[Part of a data file]
-*-

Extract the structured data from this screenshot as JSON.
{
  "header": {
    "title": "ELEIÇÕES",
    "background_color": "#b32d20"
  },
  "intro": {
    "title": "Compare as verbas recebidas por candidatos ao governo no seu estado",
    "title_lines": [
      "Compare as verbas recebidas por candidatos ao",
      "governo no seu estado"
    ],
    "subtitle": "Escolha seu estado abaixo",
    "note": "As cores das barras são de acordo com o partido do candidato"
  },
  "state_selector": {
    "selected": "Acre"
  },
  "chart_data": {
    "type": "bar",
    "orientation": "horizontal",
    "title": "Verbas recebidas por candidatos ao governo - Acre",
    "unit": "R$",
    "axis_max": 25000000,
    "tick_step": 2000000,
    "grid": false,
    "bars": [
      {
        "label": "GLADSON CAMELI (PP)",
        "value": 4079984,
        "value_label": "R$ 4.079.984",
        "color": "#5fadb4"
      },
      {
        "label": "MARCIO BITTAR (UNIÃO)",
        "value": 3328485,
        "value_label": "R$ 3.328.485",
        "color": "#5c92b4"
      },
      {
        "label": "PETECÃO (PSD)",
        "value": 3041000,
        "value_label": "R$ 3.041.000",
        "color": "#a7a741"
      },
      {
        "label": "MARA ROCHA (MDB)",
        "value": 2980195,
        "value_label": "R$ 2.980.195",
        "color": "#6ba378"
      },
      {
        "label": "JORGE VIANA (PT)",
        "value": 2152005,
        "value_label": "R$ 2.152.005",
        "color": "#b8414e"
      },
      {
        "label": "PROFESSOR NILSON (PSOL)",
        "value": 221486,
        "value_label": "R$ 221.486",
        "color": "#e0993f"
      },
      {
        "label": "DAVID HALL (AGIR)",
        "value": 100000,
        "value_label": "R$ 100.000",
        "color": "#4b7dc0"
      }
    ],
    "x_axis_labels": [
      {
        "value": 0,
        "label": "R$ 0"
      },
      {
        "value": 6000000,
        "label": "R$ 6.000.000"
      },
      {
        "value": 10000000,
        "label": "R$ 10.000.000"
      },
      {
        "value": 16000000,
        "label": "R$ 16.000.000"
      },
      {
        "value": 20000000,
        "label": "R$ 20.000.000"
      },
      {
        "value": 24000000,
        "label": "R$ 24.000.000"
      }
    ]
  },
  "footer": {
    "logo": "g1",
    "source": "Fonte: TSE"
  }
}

-*-

REQUIRED TASK
Reproduce the material above without altering a single character.

RESULT OF THE TASK
Extract the structured data from this screenshot as JSON.
{
  "header": {
    "title": "ELEIÇÕES",
    "background_color": "#b32d20"
  },
  "intro": {
    "title": "Compare as verbas recebidas por candidatos ao governo no seu estado",
    "title_lines": [
      "Compare as verbas recebidas por candidatos ao",
      "governo no seu estado"
    ],
    "subtitle": "Escolha seu estado abaixo",
    "note": "As cores das barras são de acordo com o partido do candidato"
  },
  "state_selector": {
    "selected": "Acre"
  },
  "chart_data": {
    "type": "bar",
    "orientation": "horizontal",
    "title": "Verbas recebidas por candidatos ao governo - Acre",
    "unit": "R$",
    "axis_max": 25000000,
    "tick_step": 2000000,
    "grid": false,
    "bars": [
      {
        "label": "GLADSON CAMELI (PP)",
        "value": 4079984,
        "value_label": "R$ 4.079.984",
        "color": "#5fadb4"
      },
      {
        "label": "MARCIO BITTAR (UNIÃO)",
        "value": 3328485,
        "value_label": "R$ 3.328.485",
        "color": "#5c92b4"
      },
      {
        "label": "PETECÃO (PSD)",
        "value": 3041000,
        "value_label": "R$ 3.041.000",
        "color": "#a7a741"
      },
      {
        "label": "MARA ROCHA (MDB)",
        "value": 2980195,
        "value_label": "R$ 2.980.195",
        "color": "#6ba378"
      },
      {
        "label": "JORGE VIANA (PT)",
        "value": 2152005,
        "value_label": "R$ 2.152.005",
        "color": "#b8414e"
      },
      {
        "label": "PROFESSOR NILSON (PSOL)",
        "value": 221486,
        "value_label": "R$ 221.486",
        "color": "#e0993f"
      },
      {
        "label": "DAVID HALL (AGIR)",
        "value": 100000,
        "value_label": "R$ 100.000",
        "color": "#4b7dc0"
      }
    ],
    "x_axis_labels": [
      {
        "value": 0,
        "label": "R$ 0"
      },
      {
        "value": 6000000,
        "label": "R$ 6.000.000"
      },
      {
        "value": 10000000,
        "label": "R$ 10.000.000"
      },
      {
        "value": 16000000,
        "label": "R$ 16.000.000"
      },
      {
        "value": 20000000,
        "label": "R$ 20.000.000"
      },
      {
        "value": 24000000,
        "label": "R$ 24.000.000"
      }
    ]
  },
  "footer": {
    "logo": "g1",
    "source": "Fonte: TSE"
  }
}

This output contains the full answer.